**The problem**
Return the listing below verbatim. Pictures do not belong in the copy.
####################
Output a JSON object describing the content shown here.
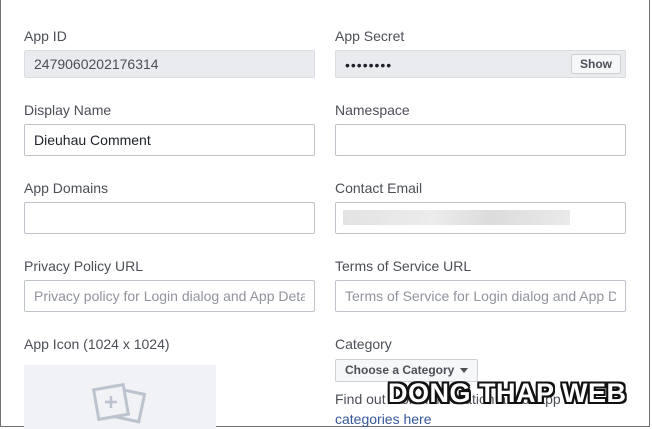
{
  "labels": {
    "app_id": "App ID",
    "app_secret": "App Secret",
    "display_name": "Display Name",
    "namespace": "Namespace",
    "app_domains": "App Domains",
    "contact_email": "Contact Email",
    "privacy_policy_url": "Privacy Policy URL",
    "terms_of_service_url": "Terms of Service URL",
    "app_icon": "App Icon (1024 x 1024)",
    "category": "Category"
  },
  "fields": {
    "app_id_value": "2479060202176314",
    "app_secret_masked": "••••••••",
    "display_name_value": "Dieuhau Comment",
    "namespace_value": "",
    "app_domains_value": "",
    "privacy_policy_placeholder": "Privacy policy for Login dialog and App Details",
    "terms_of_service_placeholder": "Terms of Service for Login dialog and App Details"
  },
  "buttons": {
    "show_secret": "Show",
    "choose_category": "Choose a Category"
  },
  "category_help": {
    "prefix": "Find out more information about app",
    "link": "categories here"
  },
  "watermark": "DONG THAP WEB",
  "icons": {
    "app_icon_placeholder": "add-image-icon",
    "category_dropdown": "caret-down-icon"
  },
  "colors": {
    "link": "#365899",
    "label": "#4b4f56",
    "readonly_bg": "#e9ebee"
  }
}
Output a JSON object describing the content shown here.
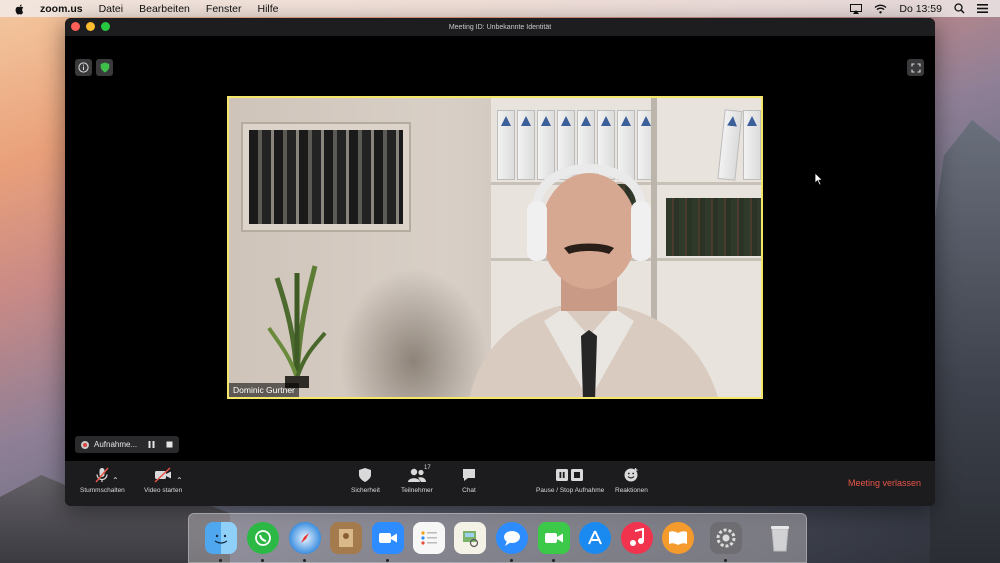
{
  "menubar": {
    "app_name": "zoom.us",
    "menus": [
      "Datei",
      "Bearbeiten",
      "Fenster",
      "Hilfe"
    ],
    "clock": "Do  13:59"
  },
  "window": {
    "title": "Meeting ID: Unbekannte Identität"
  },
  "video": {
    "participant_name": "Dominic Gurtner"
  },
  "recording": {
    "label": "Aufnahme..."
  },
  "toolbar": {
    "mute_label": "Stummschalten",
    "video_label": "Video starten",
    "security_label": "Sicherheit",
    "participants_label": "Teilnehmer",
    "participants_count": "17",
    "chat_label": "Chat",
    "record_label": "Pause / Stop Aufnahme",
    "reactions_label": "Reaktionen",
    "leave_label": "Meeting verlassen",
    "leave_color": "#e8554a"
  },
  "dock": {
    "apps": [
      "finder-icon",
      "whatsapp-icon",
      "safari-icon",
      "contacts-icon",
      "zoom-icon",
      "reminders-icon",
      "preview-icon",
      "messages-icon",
      "facetime-icon",
      "appstore-icon",
      "music-icon",
      "books-icon",
      "system-preferences-icon",
      "trash-icon"
    ]
  }
}
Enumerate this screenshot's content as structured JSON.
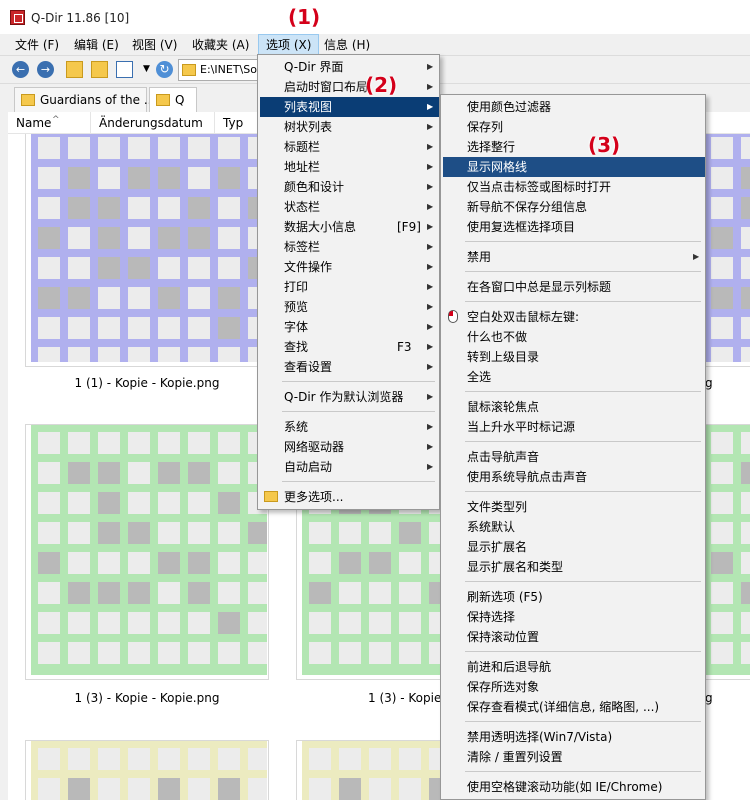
{
  "window": {
    "title": "Q-Dir 11.86 [10]"
  },
  "annotations": [
    "(1)",
    "(2)",
    "(3)"
  ],
  "menubar": [
    {
      "label": "文件 (F)"
    },
    {
      "label": "编辑 (E)"
    },
    {
      "label": "视图 (V)"
    },
    {
      "label": "收藏夹 (A)"
    },
    {
      "label": "选项 (X)"
    },
    {
      "label": "信息 (H)"
    }
  ],
  "toolbar": {
    "address": "E:\\INET\\So"
  },
  "tabs": [
    {
      "label": "Guardians of the ..."
    },
    {
      "label": "Q"
    }
  ],
  "columns": [
    "Name",
    "Änderungsdatum",
    "Typ"
  ],
  "thumbnails": [
    {
      "caption": "1 (1) - Kopie - Kopie.png",
      "color": "#b0b0ee",
      "light": "#d0d0f5"
    },
    {
      "caption": "1 (3) - Kopie - Kopie.png",
      "color": "#b3e6b3",
      "light": "#d2f0d2"
    },
    {
      "caption": "1 (3) - Kopie",
      "color": "#b3e6b3",
      "light": "#d2f0d2"
    },
    {
      "caption": "",
      "color": "#ecebc0",
      "light": "#f4f3d8"
    }
  ],
  "partial_captions": [
    "g",
    "g"
  ],
  "options_menu": {
    "items": [
      {
        "label": "Q-Dir 界面",
        "submenu": true
      },
      {
        "label": "启动时窗口布局",
        "submenu": true
      },
      {
        "label": "列表视图",
        "submenu": true,
        "highlighted": true
      },
      {
        "label": "树状列表",
        "submenu": true
      },
      {
        "label": "标题栏",
        "submenu": true
      },
      {
        "label": "地址栏",
        "submenu": true
      },
      {
        "label": "颜色和设计",
        "submenu": true
      },
      {
        "label": "状态栏",
        "submenu": true
      },
      {
        "label": "数据大小信息",
        "shortcut": "[F9]",
        "submenu": true
      },
      {
        "label": "标签栏",
        "submenu": true
      },
      {
        "label": "文件操作",
        "submenu": true
      },
      {
        "label": "打印",
        "submenu": true
      },
      {
        "label": "预览",
        "submenu": true
      },
      {
        "label": "字体",
        "submenu": true
      },
      {
        "label": "查找",
        "shortcut": "F3",
        "submenu": true
      },
      {
        "label": "查看设置",
        "submenu": true
      },
      {
        "separator": true
      },
      {
        "label": "Q-Dir 作为默认浏览器",
        "submenu": true
      },
      {
        "separator": true
      },
      {
        "label": "系统",
        "submenu": true
      },
      {
        "label": "网络驱动器",
        "submenu": true
      },
      {
        "label": "自动启动",
        "submenu": true
      },
      {
        "separator": true
      },
      {
        "label": "更多选项...",
        "icon": "folder-icon"
      }
    ]
  },
  "listview_submenu": {
    "items": [
      {
        "label": "使用颜色过滤器"
      },
      {
        "label": "保存列"
      },
      {
        "label": "选择整行"
      },
      {
        "label": "显示网格线",
        "highlighted": true
      },
      {
        "label": "仅当点击标签或图标时打开"
      },
      {
        "label": "新导航不保存分组信息"
      },
      {
        "label": "使用复选框选择项目"
      },
      {
        "separator": true
      },
      {
        "label": "禁用",
        "submenu": true
      },
      {
        "separator": true
      },
      {
        "label": "在各窗口中总是显示列标题"
      },
      {
        "separator": true
      },
      {
        "label": "空白处双击鼠标左键:",
        "icon": "mouse-icon"
      },
      {
        "label": "什么也不做"
      },
      {
        "label": "转到上级目录"
      },
      {
        "label": "全选"
      },
      {
        "separator": true
      },
      {
        "label": "鼠标滚轮焦点"
      },
      {
        "label": "当上升水平时标记源"
      },
      {
        "separator": true
      },
      {
        "label": "点击导航声音"
      },
      {
        "label": "使用系统导航点击声音"
      },
      {
        "separator": true
      },
      {
        "label": "文件类型列"
      },
      {
        "label": "系统默认"
      },
      {
        "label": "显示扩展名"
      },
      {
        "label": "显示扩展名和类型"
      },
      {
        "separator": true
      },
      {
        "label": "刷新选项 (F5)"
      },
      {
        "label": "保持选择"
      },
      {
        "label": "保持滚动位置"
      },
      {
        "separator": true
      },
      {
        "label": "前进和后退导航"
      },
      {
        "label": "保存所选对象"
      },
      {
        "label": "保存查看模式(详细信息, 缩略图, ...)"
      },
      {
        "separator": true
      },
      {
        "label": "禁用透明选择(Win7/Vista)"
      },
      {
        "label": "清除 / 重置列设置"
      },
      {
        "separator": true
      },
      {
        "label": "使用空格键滚动功能(如 IE/Chrome)"
      }
    ]
  }
}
####################
**Complete answer**
Output a JSON object describing the content shown here.
{
  "labels": {
    "app_id": "App ID",
    "app_secret": "App Secret",
    "display_name": "Display Name",
    "namespace": "Namespace",
    "app_domains": "App Domains",
    "contact_email": "Contact Email",
    "privacy_policy_url": "Privacy Policy URL",
    "terms_of_service_url": "Terms of Service URL",
    "app_icon": "App Icon (1024 x 1024)",
    "category": "Category"
  },
  "fields": {
    "app_id_value": "2479060202176314",
    "app_secret_masked": "••••••••",
    "display_name_value": "Dieuhau Comment",
    "namespace_value": "",
    "app_domains_value": "",
    "privacy_policy_placeholder": "Privacy policy for Login dialog and App Details",
    "terms_of_service_placeholder": "Terms of Service for Login dialog and App Details"
  },
  "buttons": {
    "show_secret": "Show",
    "choose_category": "Choose a Category"
  },
  "category_help": {
    "prefix": "Find out more information about app",
    "link": "categories here"
  },
  "watermark": "DONG THAP WEB",
  "icons": {
    "app_icon_placeholder": "add-image-icon",
    "category_dropdown": "caret-down-icon"
  },
  "colors": {
    "link": "#365899",
    "label": "#4b4f56",
    "readonly_bg": "#e9ebee"
  }
}
Output a JSON object describing the content shown here.
{
  "menubar": {
    "app_name": "zoom.us",
    "menus": [
      "Datei",
      "Bearbeiten",
      "Fenster",
      "Hilfe"
    ],
    "clock": "Do  13:59"
  },
  "window": {
    "title": "Meeting ID: Unbekannte Identität"
  },
  "video": {
    "participant_name": "Dominic Gurtner"
  },
  "recording": {
    "label": "Aufnahme..."
  },
  "toolbar": {
    "mute_label": "Stummschalten",
    "video_label": "Video starten",
    "security_label": "Sicherheit",
    "participants_label": "Teilnehmer",
    "participants_count": "17",
    "chat_label": "Chat",
    "record_label": "Pause / Stop Aufnahme",
    "reactions_label": "Reaktionen",
    "leave_label": "Meeting verlassen",
    "leave_color": "#e8554a"
  },
  "dock": {
    "apps": [
      "finder-icon",
      "whatsapp-icon",
      "safari-icon",
      "contacts-icon",
      "zoom-icon",
      "reminders-icon",
      "preview-icon",
      "messages-icon",
      "facetime-icon",
      "appstore-icon",
      "music-icon",
      "books-icon",
      "system-preferences-icon",
      "trash-icon"
    ]
  }
}
Enumerate this screenshot's content as structured JSON.
{
  "window": {
    "title": "Q-Dir 11.86 [10]"
  },
  "annotations": [
    "(1)",
    "(2)",
    "(3)"
  ],
  "menubar": [
    {
      "label": "文件 (F)"
    },
    {
      "label": "编辑 (E)"
    },
    {
      "label": "视图 (V)"
    },
    {
      "label": "收藏夹 (A)"
    },
    {
      "label": "选项 (X)"
    },
    {
      "label": "信息 (H)"
    }
  ],
  "toolbar": {
    "address": "E:\\INET\\So"
  },
  "tabs": [
    {
      "label": "Guardians of the ..."
    },
    {
      "label": "Q"
    }
  ],
  "columns": [
    "Name",
    "Änderungsdatum",
    "Typ"
  ],
  "thumbnails": [
    {
      "caption": "1 (1) - Kopie - Kopie.png",
      "color": "#b0b0ee",
      "light": "#d0d0f5"
    },
    {
      "caption": "1 (3) - Kopie - Kopie.png",
      "color": "#b3e6b3",
      "light": "#d2f0d2"
    },
    {
      "caption": "1 (3) - Kopie",
      "color": "#b3e6b3",
      "light": "#d2f0d2"
    },
    {
      "caption": "",
      "color": "#ecebc0",
      "light": "#f4f3d8"
    }
  ],
  "partial_captions": [
    "g",
    "g"
  ],
  "options_menu": {
    "items": [
      {
        "label": "Q-Dir 界面",
        "submenu": true
      },
      {
        "label": "启动时窗口布局",
        "submenu": true
      },
      {
        "label": "列表视图",
        "submenu": true,
        "highlighted": true
      },
      {
        "label": "树状列表",
        "submenu": true
      },
      {
        "label": "标题栏",
        "submenu": true
      },
      {
        "label": "地址栏",
        "submenu": true
      },
      {
        "label": "颜色和设计",
        "submenu": true
      },
      {
        "label": "状态栏",
        "submenu": true
      },
      {
        "label": "数据大小信息",
        "shortcut": "[F9]",
        "submenu": true
      },
      {
        "label": "标签栏",
        "submenu": true
      },
      {
        "label": "文件操作",
        "submenu": true
      },
      {
        "label": "打印",
        "submenu": true
      },
      {
        "label": "预览",
        "submenu": true
      },
      {
        "label": "字体",
        "submenu": true
      },
      {
        "label": "查找",
        "shortcut": "F3",
        "submenu": true
      },
      {
        "label": "查看设置",
        "submenu": true
      },
      {
        "separator": true
      },
      {
        "label": "Q-Dir 作为默认浏览器",
        "submenu": true
      },
      {
        "separator": true
      },
      {
        "label": "系统",
        "submenu": true
      },
      {
        "label": "网络驱动器",
        "submenu": true
      },
      {
        "label": "自动启动",
        "submenu": true
      },
      {
        "separator": true
      },
      {
        "label": "更多选项...",
        "icon": "folder-icon"
      }
    ]
  },
  "listview_submenu": {
    "items": [
      {
        "label": "使用颜色过滤器"
      },
      {
        "label": "保存列"
      },
      {
        "label": "选择整行"
      },
      {
        "label": "显示网格线",
        "highlighted": true
      },
      {
        "label": "仅当点击标签或图标时打开"
      },
      {
        "label": "新导航不保存分组信息"
      },
      {
        "label": "使用复选框选择项目"
      },
      {
        "separator": true
      },
      {
        "label": "禁用",
        "submenu": true
      },
      {
        "separator": true
      },
      {
        "label": "在各窗口中总是显示列标题"
      },
      {
        "separator": true
      },
      {
        "label": "空白处双击鼠标左键:",
        "icon": "mouse-icon"
      },
      {
        "label": "什么也不做"
      },
      {
        "label": "转到上级目录"
      },
      {
        "label": "全选"
      },
      {
        "separator": true
      },
      {
        "label": "鼠标滚轮焦点"
      },
      {
        "label": "当上升水平时标记源"
      },
      {
        "separator": true
      },
      {
        "label": "点击导航声音"
      },
      {
        "label": "使用系统导航点击声音"
      },
      {
        "separator": true
      },
      {
        "label": "文件类型列"
      },
      {
        "label": "系统默认"
      },
      {
        "label": "显示扩展名"
      },
      {
        "label": "显示扩展名和类型"
      },
      {
        "separator": true
      },
      {
        "label": "刷新选项 (F5)"
      },
      {
        "label": "保持选择"
      },
      {
        "label": "保持滚动位置"
      },
      {
        "separator": true
      },
      {
        "label": "前进和后退导航"
      },
      {
        "label": "保存所选对象"
      },
      {
        "label": "保存查看模式(详细信息, 缩略图, ...)"
      },
      {
        "separator": true
      },
      {
        "label": "禁用透明选择(Win7/Vista)"
      },
      {
        "label": "清除 / 重置列设置"
      },
      {
        "separator": true
      },
      {
        "label": "使用空格键滚动功能(如 IE/Chrome)"
      }
    ]
  }
}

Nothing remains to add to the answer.